## What to produce
Wherever a line holds the word "document", copy that line out.

Stored data
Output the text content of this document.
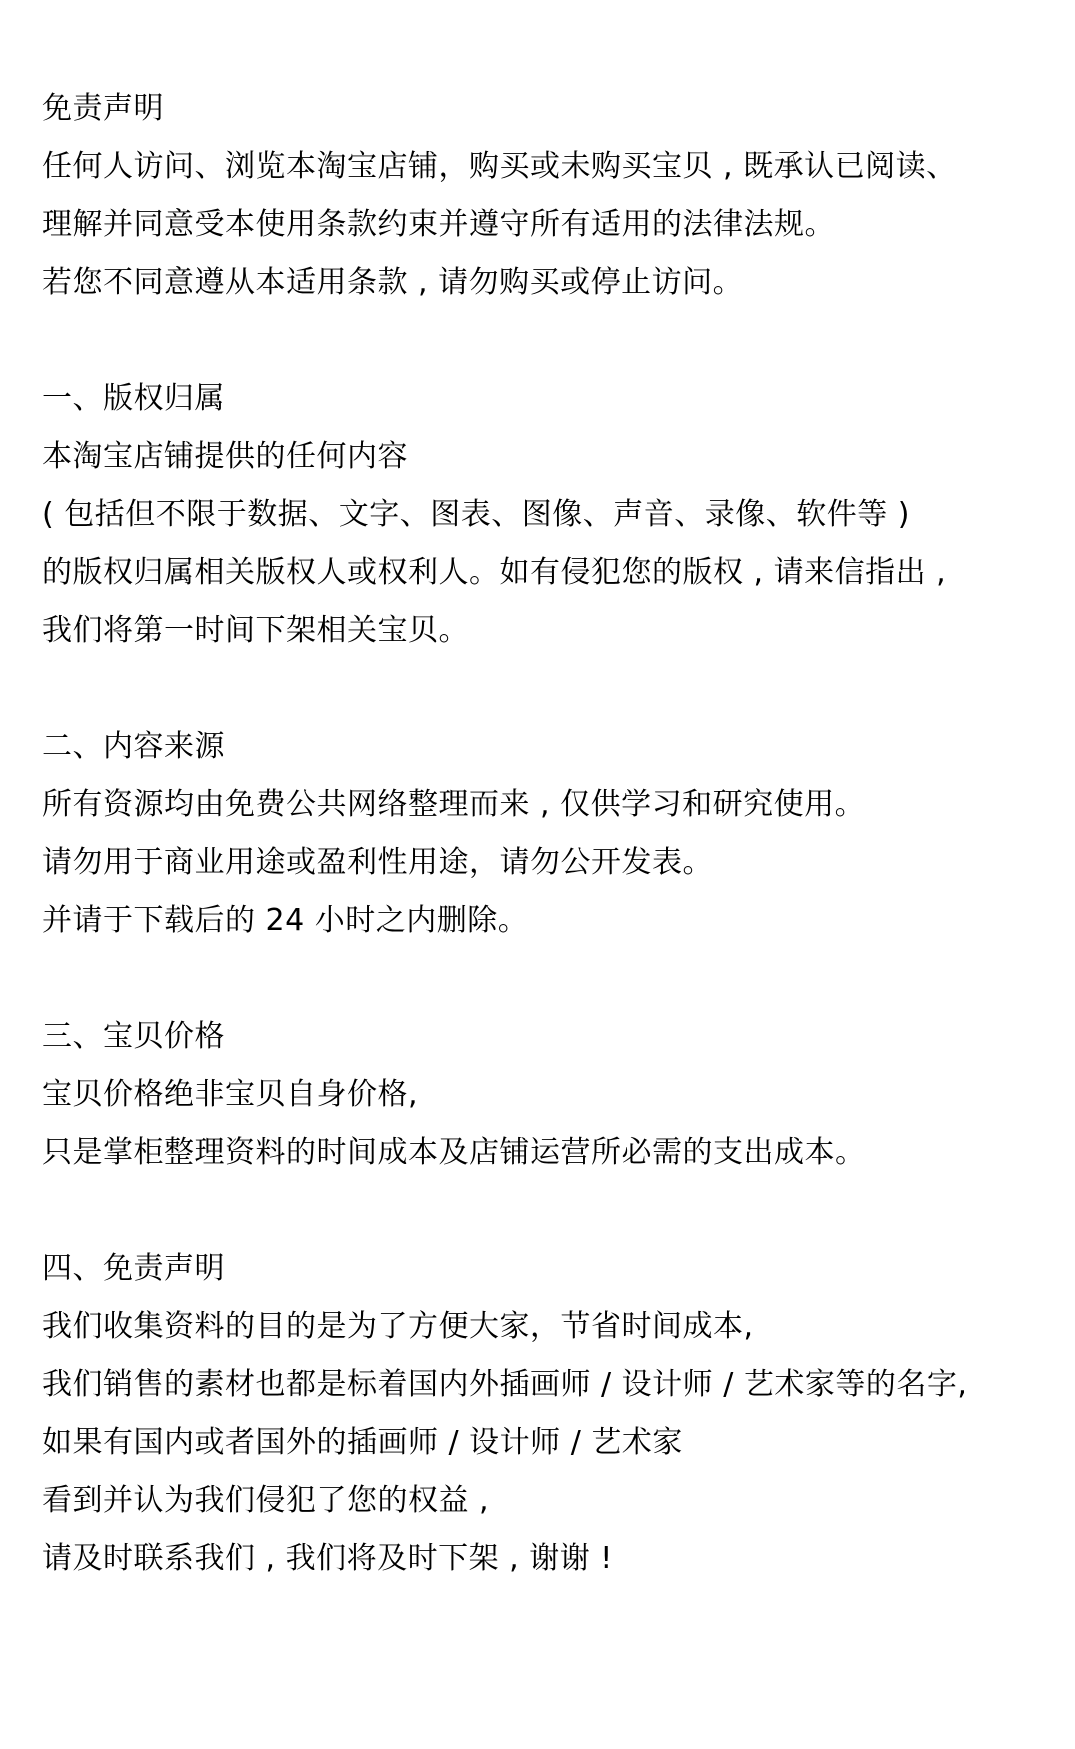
免责声明
任何人访问、浏览本淘宝店铺，购买或未购买宝贝 , 既承认已阅读、
理解并同意受本使用条款约束并遵守所有适用的法律法规。
若您不同意遵从本适用条款 , 请勿购买或停止访问。
一、版权归属
本淘宝店铺提供的任何内容
( 包括但不限于数据、文字、图表、图像、声音、录像、软件等 )
的版权归属相关版权人或权利人。如有侵犯您的版权 , 请来信指出 ,
我们将第一时间下架相关宝贝。
二、内容来源
所有资源均由免费公共网络整理而来 , 仅供学习和研究使用。
请勿用于商业用途或盈利性用途，请勿公开发表。
并请于下载后的 24 小时之内删除。
三、宝贝价格
宝贝价格绝非宝贝自身价格,
只是掌柜整理资料的时间成本及店铺运营所必需的支出成本。
四、免责声明
我们收集资料的目的是为了方便大家，节省时间成本,
我们销售的素材也都是标着国内外插画师 / 设计师 / 艺术家等的名字,
如果有国内或者国外的插画师 / 设计师 / 艺术家
看到并认为我们侵犯了您的权益 ,
请及时联系我们 , 我们将及时下架 , 谢谢 !
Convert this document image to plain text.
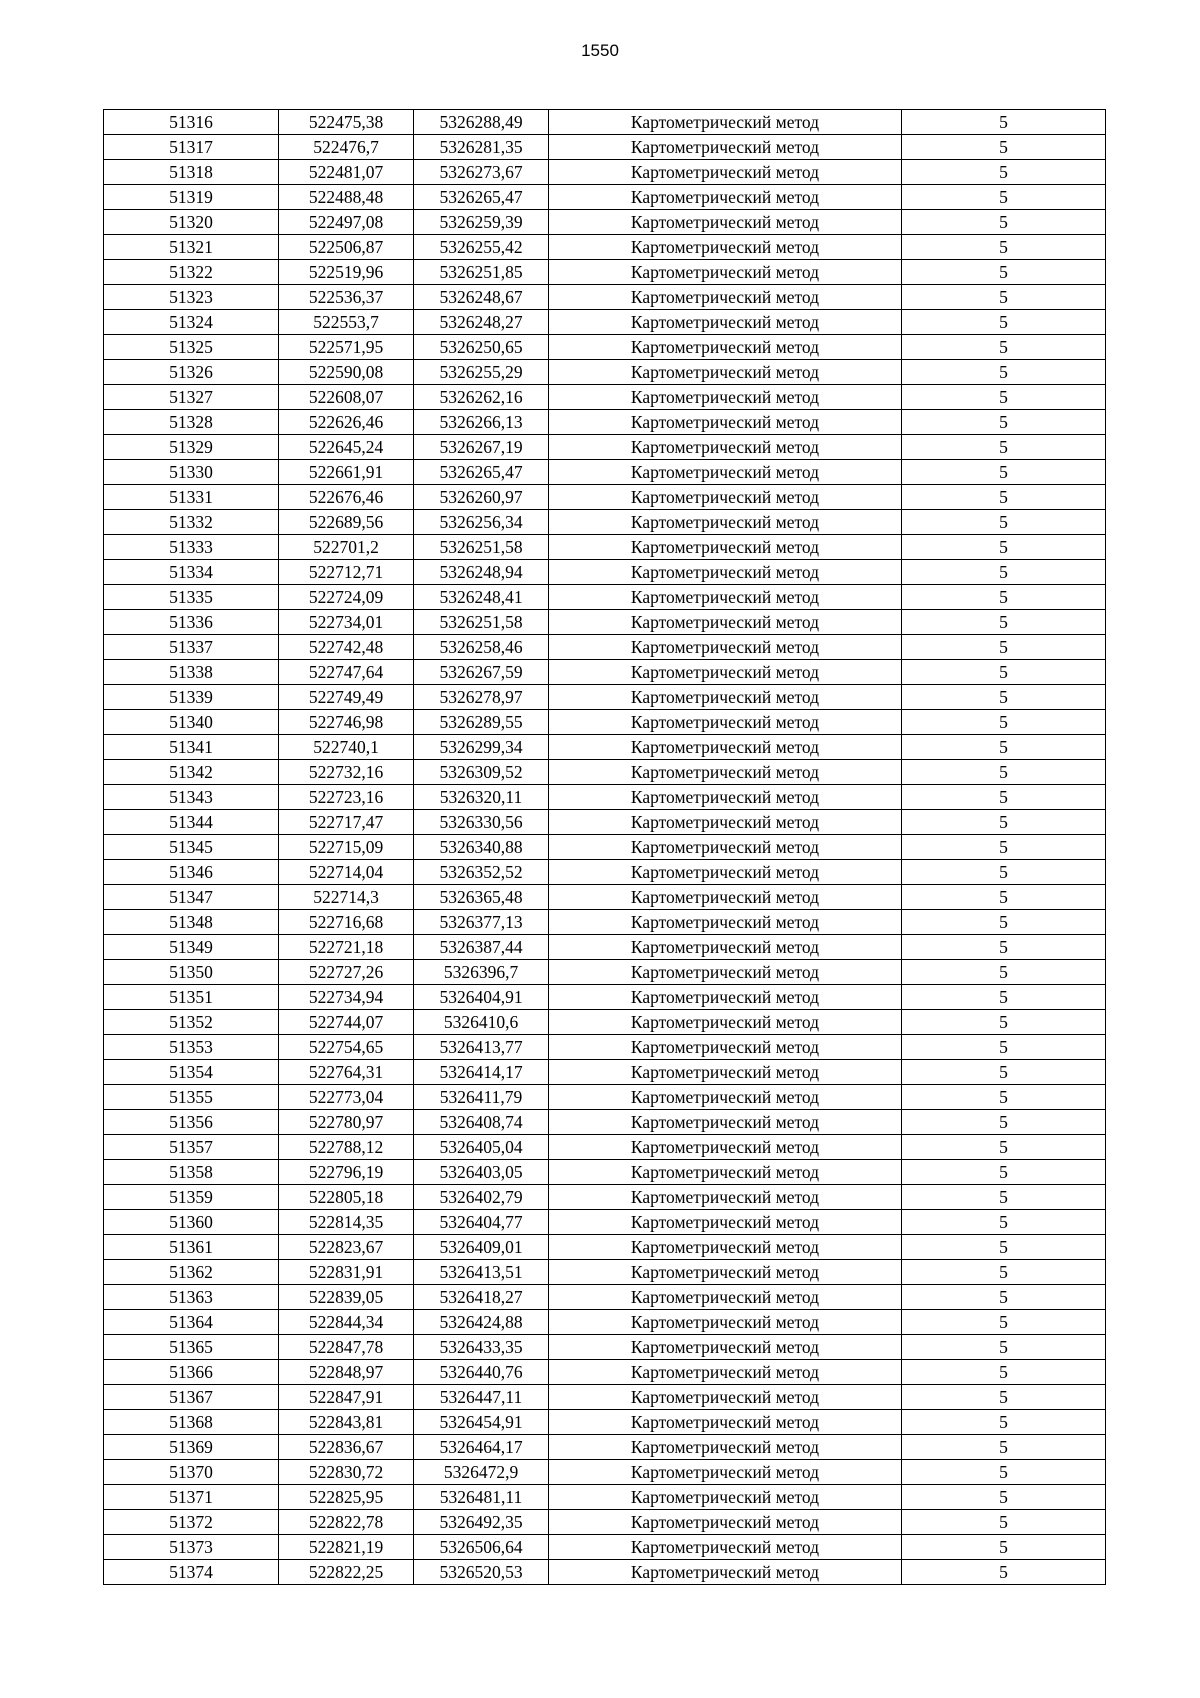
1550
51316	522475,38	5326288,49	Картометрический метод	5
51317	522476,7	5326281,35	Картометрический метод	5
51318	522481,07	5326273,67	Картометрический метод	5
51319	522488,48	5326265,47	Картометрический метод	5
51320	522497,08	5326259,39	Картометрический метод	5
51321	522506,87	5326255,42	Картометрический метод	5
51322	522519,96	5326251,85	Картометрический метод	5
51323	522536,37	5326248,67	Картометрический метод	5
51324	522553,7	5326248,27	Картометрический метод	5
51325	522571,95	5326250,65	Картометрический метод	5
51326	522590,08	5326255,29	Картометрический метод	5
51327	522608,07	5326262,16	Картометрический метод	5
51328	522626,46	5326266,13	Картометрический метод	5
51329	522645,24	5326267,19	Картометрический метод	5
51330	522661,91	5326265,47	Картометрический метод	5
51331	522676,46	5326260,97	Картометрический метод	5
51332	522689,56	5326256,34	Картометрический метод	5
51333	522701,2	5326251,58	Картометрический метод	5
51334	522712,71	5326248,94	Картометрический метод	5
51335	522724,09	5326248,41	Картометрический метод	5
51336	522734,01	5326251,58	Картометрический метод	5
51337	522742,48	5326258,46	Картометрический метод	5
51338	522747,64	5326267,59	Картометрический метод	5
51339	522749,49	5326278,97	Картометрический метод	5
51340	522746,98	5326289,55	Картометрический метод	5
51341	522740,1	5326299,34	Картометрический метод	5
51342	522732,16	5326309,52	Картометрический метод	5
51343	522723,16	5326320,11	Картометрический метод	5
51344	522717,47	5326330,56	Картометрический метод	5
51345	522715,09	5326340,88	Картометрический метод	5
51346	522714,04	5326352,52	Картометрический метод	5
51347	522714,3	5326365,48	Картометрический метод	5
51348	522716,68	5326377,13	Картометрический метод	5
51349	522721,18	5326387,44	Картометрический метод	5
51350	522727,26	5326396,7	Картометрический метод	5
51351	522734,94	5326404,91	Картометрический метод	5
51352	522744,07	5326410,6	Картометрический метод	5
51353	522754,65	5326413,77	Картометрический метод	5
51354	522764,31	5326414,17	Картометрический метод	5
51355	522773,04	5326411,79	Картометрический метод	5
51356	522780,97	5326408,74	Картометрический метод	5
51357	522788,12	5326405,04	Картометрический метод	5
51358	522796,19	5326403,05	Картометрический метод	5
51359	522805,18	5326402,79	Картометрический метод	5
51360	522814,35	5326404,77	Картометрический метод	5
51361	522823,67	5326409,01	Картометрический метод	5
51362	522831,91	5326413,51	Картометрический метод	5
51363	522839,05	5326418,27	Картометрический метод	5
51364	522844,34	5326424,88	Картометрический метод	5
51365	522847,78	5326433,35	Картометрический метод	5
51366	522848,97	5326440,76	Картометрический метод	5
51367	522847,91	5326447,11	Картометрический метод	5
51368	522843,81	5326454,91	Картометрический метод	5
51369	522836,67	5326464,17	Картометрический метод	5
51370	522830,72	5326472,9	Картометрический метод	5
51371	522825,95	5326481,11	Картометрический метод	5
51372	522822,78	5326492,35	Картометрический метод	5
51373	522821,19	5326506,64	Картометрический метод	5
51374	522822,25	5326520,53	Картометрический метод	5
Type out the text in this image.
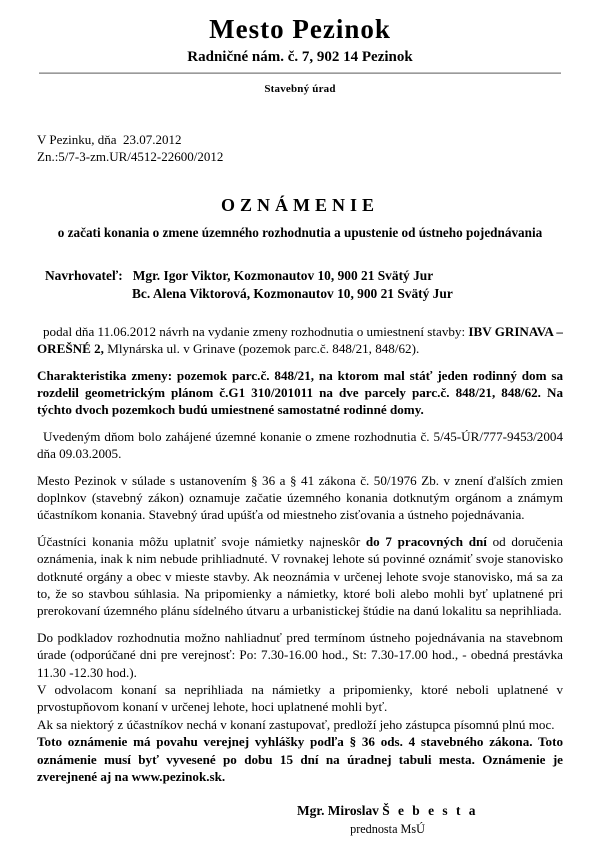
Mesto Pezinok
Radničné nám. č. 7, 902 14 Pezinok
Stavebný úrad
V Pezinku, dňa  23.07.2012
Zn.:5/7-3-zm.UR/4512-22600/2012
OZNÁMENIE
o začati konania o zmene územného rozhodnutia a upustenie od ústneho pojednávania
Navrhovateľ: Mgr. Igor Viktor, Kozmonautov 10, 900 21 Svätý Jur
Bc. Alena Viktorová, Kozmonautov 10, 900 21 Svätý Jur

podal dňa 11.06.2012 návrh na vydanie zmeny rozhodnutia o umiestnení stavby: IBV GRINAVA – OREŠNÉ 2, Mlynárska ul. v Grinave (pozemok parc.č. 848/21, 848/62).

Charakteristika zmeny: pozemok parc.č. 848/21, na ktorom mal stáť jeden rodinný dom sa rozdelil geometrickým plánom č.G1 310/201011 na dve parcely parc.č. 848/21, 848/62. Na týchto dvoch pozemkoch budú umiestnené samostatné rodinné domy.

Uvedeným dňom bolo zahájené územné konanie o zmene rozhodnutia č. 5/45-ÚR/777-9453/2004 dňa 09.03.2005.

Mesto Pezinok v súlade s ustanovením § 36 a § 41 zákona č. 50/1976 Zb. v znení ďalších zmien doplnkov (stavebný zákon) oznamuje začatie územného konania dotknutým orgánom a známym účastníkom konania. Stavebný úrad upúšťa od miestneho zisťovania a ústneho pojednávania.

Účastníci konania môžu uplatniť svoje námietky najneskôr do 7 pracovných dní od doručenia oznámenia, inak k nim nebude prihliadnuté. V rovnakej lehote sú povinné oznámiť svoje stanovisko dotknuté orgány a obec v mieste stavby. Ak neoznámia v určenej lehote svoje stanovisko, má sa za to, že so stavbou súhlasia. Na pripomienky a námietky, ktoré boli alebo mohli byť uplatnené pri prerokovaní územného plánu sídelného útvaru a urbanistickej štúdie na danú lokalitu sa neprihliada.

Do podkladov rozhodnutia možno nahliadnuť pred termínom ústneho pojednávania na stavebnom úrade (odporúčané dni pre verejnosť: Po: 7.30-16.00 hod., St: 7.30-17.00 hod., - obedná prestávka 11.30 -12.30 hod.).

V odvolacom konaní sa neprihliada na námietky a pripomienky, ktoré neboli uplatnené v prvostupňovom konaní v určenej lehote, hoci uplatnené mohli byť.

Ak sa niektorý z účastníkov nechá v konaní zastupovať, predloží jeho zástupca písomnú plnú moc.

Toto oznámenie má povahu verejnej vyhlášky podľa § 36 ods. 4 stavebného zákona. Toto oznámenie musí byť vyvesené po dobu 15 dní na úradnej tabuli mesta. Oznámenie je zverejnené aj na www.pezinok.sk.

Mgr. Miroslav Š e b e s t a
prednosta MsÚ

## Solution for this task
Output the text content of this document.
Convert this document image to plain text.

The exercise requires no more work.